§ **TASK STATEMENT**
Your task is to give the data again, exactly, with every line intact.

(Dataset excerpt)
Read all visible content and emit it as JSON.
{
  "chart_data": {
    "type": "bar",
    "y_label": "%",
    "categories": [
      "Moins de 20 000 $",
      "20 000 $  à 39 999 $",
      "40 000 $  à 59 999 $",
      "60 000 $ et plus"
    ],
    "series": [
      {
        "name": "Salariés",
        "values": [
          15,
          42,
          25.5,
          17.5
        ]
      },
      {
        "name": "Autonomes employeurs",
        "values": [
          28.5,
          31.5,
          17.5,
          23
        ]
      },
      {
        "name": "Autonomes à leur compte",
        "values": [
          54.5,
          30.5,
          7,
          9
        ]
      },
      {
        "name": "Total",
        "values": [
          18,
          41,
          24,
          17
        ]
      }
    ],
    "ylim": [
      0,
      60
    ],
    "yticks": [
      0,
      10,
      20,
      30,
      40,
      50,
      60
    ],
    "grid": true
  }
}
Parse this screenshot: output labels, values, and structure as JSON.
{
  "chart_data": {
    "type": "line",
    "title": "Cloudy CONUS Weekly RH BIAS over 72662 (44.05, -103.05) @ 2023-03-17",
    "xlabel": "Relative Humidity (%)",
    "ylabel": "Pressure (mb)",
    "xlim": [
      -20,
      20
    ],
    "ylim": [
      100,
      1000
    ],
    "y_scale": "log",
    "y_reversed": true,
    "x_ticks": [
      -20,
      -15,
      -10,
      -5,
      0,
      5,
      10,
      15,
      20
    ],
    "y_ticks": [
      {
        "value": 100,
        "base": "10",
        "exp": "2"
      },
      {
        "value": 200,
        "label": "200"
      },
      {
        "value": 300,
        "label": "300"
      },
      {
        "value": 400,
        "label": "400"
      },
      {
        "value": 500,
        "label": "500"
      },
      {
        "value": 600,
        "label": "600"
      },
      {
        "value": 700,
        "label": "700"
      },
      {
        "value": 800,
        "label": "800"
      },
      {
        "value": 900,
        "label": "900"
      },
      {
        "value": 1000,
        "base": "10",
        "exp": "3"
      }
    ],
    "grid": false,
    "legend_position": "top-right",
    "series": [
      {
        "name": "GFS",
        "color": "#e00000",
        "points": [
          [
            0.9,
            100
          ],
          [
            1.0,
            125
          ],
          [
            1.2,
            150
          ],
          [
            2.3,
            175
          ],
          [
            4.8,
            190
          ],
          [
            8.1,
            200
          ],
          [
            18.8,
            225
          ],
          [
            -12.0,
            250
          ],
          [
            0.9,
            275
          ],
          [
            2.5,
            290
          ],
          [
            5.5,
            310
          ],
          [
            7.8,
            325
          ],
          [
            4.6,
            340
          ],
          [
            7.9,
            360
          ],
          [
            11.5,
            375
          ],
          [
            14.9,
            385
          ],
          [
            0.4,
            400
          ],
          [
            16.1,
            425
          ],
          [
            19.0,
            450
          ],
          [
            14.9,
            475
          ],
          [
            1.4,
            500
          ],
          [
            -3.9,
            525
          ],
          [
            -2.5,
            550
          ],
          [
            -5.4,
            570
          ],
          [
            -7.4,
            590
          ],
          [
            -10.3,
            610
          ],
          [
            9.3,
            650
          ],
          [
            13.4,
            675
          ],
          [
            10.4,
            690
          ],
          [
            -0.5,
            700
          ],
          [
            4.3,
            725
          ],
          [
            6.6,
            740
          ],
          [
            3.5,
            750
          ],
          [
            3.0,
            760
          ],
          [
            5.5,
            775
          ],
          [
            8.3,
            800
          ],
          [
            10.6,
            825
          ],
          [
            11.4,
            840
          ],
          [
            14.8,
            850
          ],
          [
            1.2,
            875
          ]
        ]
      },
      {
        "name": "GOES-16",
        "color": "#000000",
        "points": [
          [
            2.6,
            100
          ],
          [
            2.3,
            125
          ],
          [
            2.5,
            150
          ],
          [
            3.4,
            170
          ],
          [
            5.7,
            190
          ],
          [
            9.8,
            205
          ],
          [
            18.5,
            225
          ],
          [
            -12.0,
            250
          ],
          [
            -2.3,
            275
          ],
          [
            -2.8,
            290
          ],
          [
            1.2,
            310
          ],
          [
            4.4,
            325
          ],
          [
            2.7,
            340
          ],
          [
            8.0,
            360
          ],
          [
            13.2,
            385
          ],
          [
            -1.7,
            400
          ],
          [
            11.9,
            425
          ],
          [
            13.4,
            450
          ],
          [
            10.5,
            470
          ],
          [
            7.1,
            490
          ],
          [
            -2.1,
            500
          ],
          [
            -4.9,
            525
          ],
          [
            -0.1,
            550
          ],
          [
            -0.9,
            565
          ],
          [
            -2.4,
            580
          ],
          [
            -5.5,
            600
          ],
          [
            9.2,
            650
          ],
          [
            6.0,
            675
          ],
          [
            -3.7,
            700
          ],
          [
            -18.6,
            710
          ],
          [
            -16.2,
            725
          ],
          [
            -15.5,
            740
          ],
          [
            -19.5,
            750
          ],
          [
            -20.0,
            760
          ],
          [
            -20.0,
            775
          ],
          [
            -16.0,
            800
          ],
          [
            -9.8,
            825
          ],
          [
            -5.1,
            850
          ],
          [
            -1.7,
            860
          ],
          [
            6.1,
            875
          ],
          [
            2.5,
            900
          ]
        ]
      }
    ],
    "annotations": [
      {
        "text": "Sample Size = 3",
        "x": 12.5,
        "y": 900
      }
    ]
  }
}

§ **EXPECTED ANSWER**
Read all visible content and emit it as JSON.
{
  "chart_data": {
    "type": "bar",
    "y_label": "%",
    "categories": [
      "Moins de 20 000 $",
      "20 000 $  à 39 999 $",
      "40 000 $  à 59 999 $",
      "60 000 $ et plus"
    ],
    "series": [
      {
        "name": "Salariés",
        "values": [
          15,
          42,
          25.5,
          17.5
        ]
      },
      {
        "name": "Autonomes employeurs",
        "values": [
          28.5,
          31.5,
          17.5,
          23
        ]
      },
      {
        "name": "Autonomes à leur compte",
        "values": [
          54.5,
          30.5,
          7,
          9
        ]
      },
      {
        "name": "Total",
        "values": [
          18,
          41,
          24,
          17
        ]
      }
    ],
    "ylim": [
      0,
      60
    ],
    "yticks": [
      0,
      10,
      20,
      30,
      40,
      50,
      60
    ],
    "grid": true
  }
}
Parse this screenshot: output labels, values, and structure as JSON.
{
  "chart_data": {
    "type": "line",
    "title": "Cloudy CONUS Weekly RH BIAS over 72662 (44.05, -103.05) @ 2023-03-17",
    "xlabel": "Relative Humidity (%)",
    "ylabel": "Pressure (mb)",
    "xlim": [
      -20,
      20
    ],
    "ylim": [
      100,
      1000
    ],
    "y_scale": "log",
    "y_reversed": true,
    "x_ticks": [
      -20,
      -15,
      -10,
      -5,
      0,
      5,
      10,
      15,
      20
    ],
    "y_ticks": [
      {
        "value": 100,
        "base": "10",
        "exp": "2"
      },
      {
        "value": 200,
        "label": "200"
      },
      {
        "value": 300,
        "label": "300"
      },
      {
        "value": 400,
        "label": "400"
      },
      {
        "value": 500,
        "label": "500"
      },
      {
        "value": 600,
        "label": "600"
      },
      {
        "value": 700,
        "label": "700"
      },
      {
        "value": 800,
        "label": "800"
      },
      {
        "value": 900,
        "label": "900"
      },
      {
        "value": 1000,
        "base": "10",
        "exp": "3"
      }
    ],
    "grid": false,
    "legend_position": "top-right",
    "series": [
      {
        "name": "GFS",
        "color": "#e00000",
        "points": [
          [
            0.9,
            100
          ],
          [
            1.0,
            125
          ],
          [
            1.2,
            150
          ],
          [
            2.3,
            175
          ],
          [
            4.8,
            190
          ],
          [
            8.1,
            200
          ],
          [
            18.8,
            225
          ],
          [
            -12.0,
            250
          ],
          [
            0.9,
            275
          ],
          [
            2.5,
            290
          ],
          [
            5.5,
            310
          ],
          [
            7.8,
            325
          ],
          [
            4.6,
            340
          ],
          [
            7.9,
            360
          ],
          [
            11.5,
            375
          ],
          [
            14.9,
            385
          ],
          [
            0.4,
            400
          ],
          [
            16.1,
            425
          ],
          [
            19.0,
            450
          ],
          [
            14.9,
            475
          ],
          [
            1.4,
            500
          ],
          [
            -3.9,
            525
          ],
          [
            -2.5,
            550
          ],
          [
            -5.4,
            570
          ],
          [
            -7.4,
            590
          ],
          [
            -10.3,
            610
          ],
          [
            9.3,
            650
          ],
          [
            13.4,
            675
          ],
          [
            10.4,
            690
          ],
          [
            -0.5,
            700
          ],
          [
            4.3,
            725
          ],
          [
            6.6,
            740
          ],
          [
            3.5,
            750
          ],
          [
            3.0,
            760
          ],
          [
            5.5,
            775
          ],
          [
            8.3,
            800
          ],
          [
            10.6,
            825
          ],
          [
            11.4,
            840
          ],
          [
            14.8,
            850
          ],
          [
            1.2,
            875
          ]
        ]
      },
      {
        "name": "GOES-16",
        "color": "#000000",
        "points": [
          [
            2.6,
            100
          ],
          [
            2.3,
            125
          ],
          [
            2.5,
            150
          ],
          [
            3.4,
            170
          ],
          [
            5.7,
            190
          ],
          [
            9.8,
            205
          ],
          [
            18.5,
            225
          ],
          [
            -12.0,
            250
          ],
          [
            -2.3,
            275
          ],
          [
            -2.8,
            290
          ],
          [
            1.2,
            310
          ],
          [
            4.4,
            325
          ],
          [
            2.7,
            340
          ],
          [
            8.0,
            360
          ],
          [
            13.2,
            385
          ],
          [
            -1.7,
            400
          ],
          [
            11.9,
            425
          ],
          [
            13.4,
            450
          ],
          [
            10.5,
            470
          ],
          [
            7.1,
            490
          ],
          [
            -2.1,
            500
          ],
          [
            -4.9,
            525
          ],
          [
            -0.1,
            550
          ],
          [
            -0.9,
            565
          ],
          [
            -2.4,
            580
          ],
          [
            -5.5,
            600
          ],
          [
            9.2,
            650
          ],
          [
            6.0,
            675
          ],
          [
            -3.7,
            700
          ],
          [
            -18.6,
            710
          ],
          [
            -16.2,
            725
          ],
          [
            -15.5,
            740
          ],
          [
            -19.5,
            750
          ],
          [
            -20.0,
            760
          ],
          [
            -20.0,
            775
          ],
          [
            -16.0,
            800
          ],
          [
            -9.8,
            825
          ],
          [
            -5.1,
            850
          ],
          [
            -1.7,
            860
          ],
          [
            6.1,
            875
          ],
          [
            2.5,
            900
          ]
        ]
      }
    ],
    "annotations": [
      {
        "text": "Sample Size = 3",
        "x": 12.5,
        "y": 900
      }
    ]
  }
}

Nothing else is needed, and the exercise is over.